**Set problem:** Return every entry exactly as written.

**Provided data:**
■ ■ ■ ■

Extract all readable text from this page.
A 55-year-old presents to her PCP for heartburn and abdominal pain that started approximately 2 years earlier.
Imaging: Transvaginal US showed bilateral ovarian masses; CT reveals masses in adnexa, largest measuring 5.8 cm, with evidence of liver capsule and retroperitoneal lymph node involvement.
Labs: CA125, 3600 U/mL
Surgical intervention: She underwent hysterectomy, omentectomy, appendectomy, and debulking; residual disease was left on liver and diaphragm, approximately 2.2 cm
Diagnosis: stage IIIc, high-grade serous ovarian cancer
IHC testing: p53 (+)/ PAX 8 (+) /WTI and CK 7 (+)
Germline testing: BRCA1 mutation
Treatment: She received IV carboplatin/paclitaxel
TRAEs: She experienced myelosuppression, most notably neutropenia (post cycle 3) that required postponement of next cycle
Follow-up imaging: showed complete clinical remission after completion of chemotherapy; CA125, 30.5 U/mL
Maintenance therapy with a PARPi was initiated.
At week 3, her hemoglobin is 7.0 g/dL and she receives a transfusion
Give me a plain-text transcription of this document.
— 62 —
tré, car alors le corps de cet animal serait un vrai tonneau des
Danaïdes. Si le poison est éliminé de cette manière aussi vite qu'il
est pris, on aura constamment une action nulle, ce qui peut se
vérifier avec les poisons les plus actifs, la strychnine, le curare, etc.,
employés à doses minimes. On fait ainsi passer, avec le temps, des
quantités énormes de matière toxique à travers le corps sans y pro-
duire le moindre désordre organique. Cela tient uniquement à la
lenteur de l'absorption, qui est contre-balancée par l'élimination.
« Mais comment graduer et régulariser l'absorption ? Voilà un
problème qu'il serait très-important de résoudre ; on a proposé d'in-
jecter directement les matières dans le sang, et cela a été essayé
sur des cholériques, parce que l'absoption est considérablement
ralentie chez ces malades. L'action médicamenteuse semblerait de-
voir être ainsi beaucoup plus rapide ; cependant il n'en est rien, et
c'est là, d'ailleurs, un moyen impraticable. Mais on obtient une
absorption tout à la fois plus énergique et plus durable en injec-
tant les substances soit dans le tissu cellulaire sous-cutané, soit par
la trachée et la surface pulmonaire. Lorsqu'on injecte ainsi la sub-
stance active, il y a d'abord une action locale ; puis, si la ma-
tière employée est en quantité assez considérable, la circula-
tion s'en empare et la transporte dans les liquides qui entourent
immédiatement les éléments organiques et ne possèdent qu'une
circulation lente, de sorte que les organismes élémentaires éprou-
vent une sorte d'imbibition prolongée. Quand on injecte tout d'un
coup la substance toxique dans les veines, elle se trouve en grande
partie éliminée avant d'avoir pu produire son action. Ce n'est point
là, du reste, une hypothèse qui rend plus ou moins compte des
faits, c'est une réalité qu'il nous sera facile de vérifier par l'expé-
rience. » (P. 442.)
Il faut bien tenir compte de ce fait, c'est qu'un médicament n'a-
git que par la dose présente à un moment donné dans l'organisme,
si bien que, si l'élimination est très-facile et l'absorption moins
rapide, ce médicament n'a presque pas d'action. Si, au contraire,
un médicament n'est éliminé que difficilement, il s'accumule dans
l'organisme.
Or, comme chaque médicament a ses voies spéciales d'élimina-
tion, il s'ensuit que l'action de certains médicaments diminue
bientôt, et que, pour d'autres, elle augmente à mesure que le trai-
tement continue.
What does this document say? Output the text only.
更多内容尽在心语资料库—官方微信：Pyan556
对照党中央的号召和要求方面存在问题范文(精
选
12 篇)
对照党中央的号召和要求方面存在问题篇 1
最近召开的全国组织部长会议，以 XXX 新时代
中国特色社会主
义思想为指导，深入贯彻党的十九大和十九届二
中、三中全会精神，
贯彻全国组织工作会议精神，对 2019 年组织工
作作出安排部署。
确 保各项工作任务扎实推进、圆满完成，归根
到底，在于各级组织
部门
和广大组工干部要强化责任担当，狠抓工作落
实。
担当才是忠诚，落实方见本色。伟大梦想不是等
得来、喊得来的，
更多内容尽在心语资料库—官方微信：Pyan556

■ ■ ■ ■

**Output for this exercise:**
Extract all readable text from this page.
A 55-year-old presents to her PCP for heartburn and abdominal pain that started approximately 2 years earlier.
Imaging: Transvaginal US showed bilateral ovarian masses; CT reveals masses in adnexa, largest measuring 5.8 cm, with evidence of liver capsule and retroperitoneal lymph node involvement.
Labs: CA125, 3600 U/mL
Surgical intervention: She underwent hysterectomy, omentectomy, appendectomy, and debulking; residual disease was left on liver and diaphragm, approximately 2.2 cm
Diagnosis: stage IIIc, high-grade serous ovarian cancer
IHC testing: p53 (+)/ PAX 8 (+) /WTI and CK 7 (+)
Germline testing: BRCA1 mutation
Treatment: She received IV carboplatin/paclitaxel
TRAEs: She experienced myelosuppression, most notably neutropenia (post cycle 3) that required postponement of next cycle
Follow-up imaging: showed complete clinical remission after completion of chemotherapy; CA125, 30.5 U/mL
Maintenance therapy with a PARPi was initiated.
At week 3, her hemoglobin is 7.0 g/dL and she receives a transfusion
Give me a plain-text transcription of this document.
— 62 —
tré, car alors le corps de cet animal serait un vrai tonneau des
Danaïdes. Si le poison est éliminé de cette manière aussi vite qu'il
est pris, on aura constamment une action nulle, ce qui peut se
vérifier avec les poisons les plus actifs, la strychnine, le curare, etc.,
employés à doses minimes. On fait ainsi passer, avec le temps, des
quantités énormes de matière toxique à travers le corps sans y pro-
duire le moindre désordre organique. Cela tient uniquement à la
lenteur de l'absorption, qui est contre-balancée par l'élimination.
« Mais comment graduer et régulariser l'absorption ? Voilà un
problème qu'il serait très-important de résoudre ; on a proposé d'in-
jecter directement les matières dans le sang, et cela a été essayé
sur des cholériques, parce que l'absoption est considérablement
ralentie chez ces malades. L'action médicamenteuse semblerait de-
voir être ainsi beaucoup plus rapide ; cependant il n'en est rien, et
c'est là, d'ailleurs, un moyen impraticable. Mais on obtient une
absorption tout à la fois plus énergique et plus durable en injec-
tant les substances soit dans le tissu cellulaire sous-cutané, soit par
la trachée et la surface pulmonaire. Lorsqu'on injecte ainsi la sub-
stance active, il y a d'abord une action locale ; puis, si la ma-
tière employée est en quantité assez considérable, la circula-
tion s'en empare et la transporte dans les liquides qui entourent
immédiatement les éléments organiques et ne possèdent qu'une
circulation lente, de sorte que les organismes élémentaires éprou-
vent une sorte d'imbibition prolongée. Quand on injecte tout d'un
coup la substance toxique dans les veines, elle se trouve en grande
partie éliminée avant d'avoir pu produire son action. Ce n'est point
là, du reste, une hypothèse qui rend plus ou moins compte des
faits, c'est une réalité qu'il nous sera facile de vérifier par l'expé-
rience. » (P. 442.)
Il faut bien tenir compte de ce fait, c'est qu'un médicament n'a-
git que par la dose présente à un moment donné dans l'organisme,
si bien que, si l'élimination est très-facile et l'absorption moins
rapide, ce médicament n'a presque pas d'action. Si, au contraire,
un médicament n'est éliminé que difficilement, il s'accumule dans
l'organisme.
Or, comme chaque médicament a ses voies spéciales d'élimina-
tion, il s'ensuit que l'action de certains médicaments diminue
bientôt, et que, pour d'autres, elle augmente à mesure que le trai-
tement continue.
What does this document say? Output the text only.
更多内容尽在心语资料库—官方微信：Pyan556
对照党中央的号召和要求方面存在问题范文(精
选
12 篇)
对照党中央的号召和要求方面存在问题篇 1
最近召开的全国组织部长会议，以 XXX 新时代
中国特色社会主
义思想为指导，深入贯彻党的十九大和十九届二
中、三中全会精神，
贯彻全国组织工作会议精神，对 2019 年组织工
作作出安排部署。
确 保各项工作任务扎实推进、圆满完成，归根
到底，在于各级组织
部门
和广大组工干部要强化责任担当，狠抓工作落
实。
担当才是忠诚，落实方见本色。伟大梦想不是等
得来、喊得来的，
更多内容尽在心语资料库—官方微信：Pyan556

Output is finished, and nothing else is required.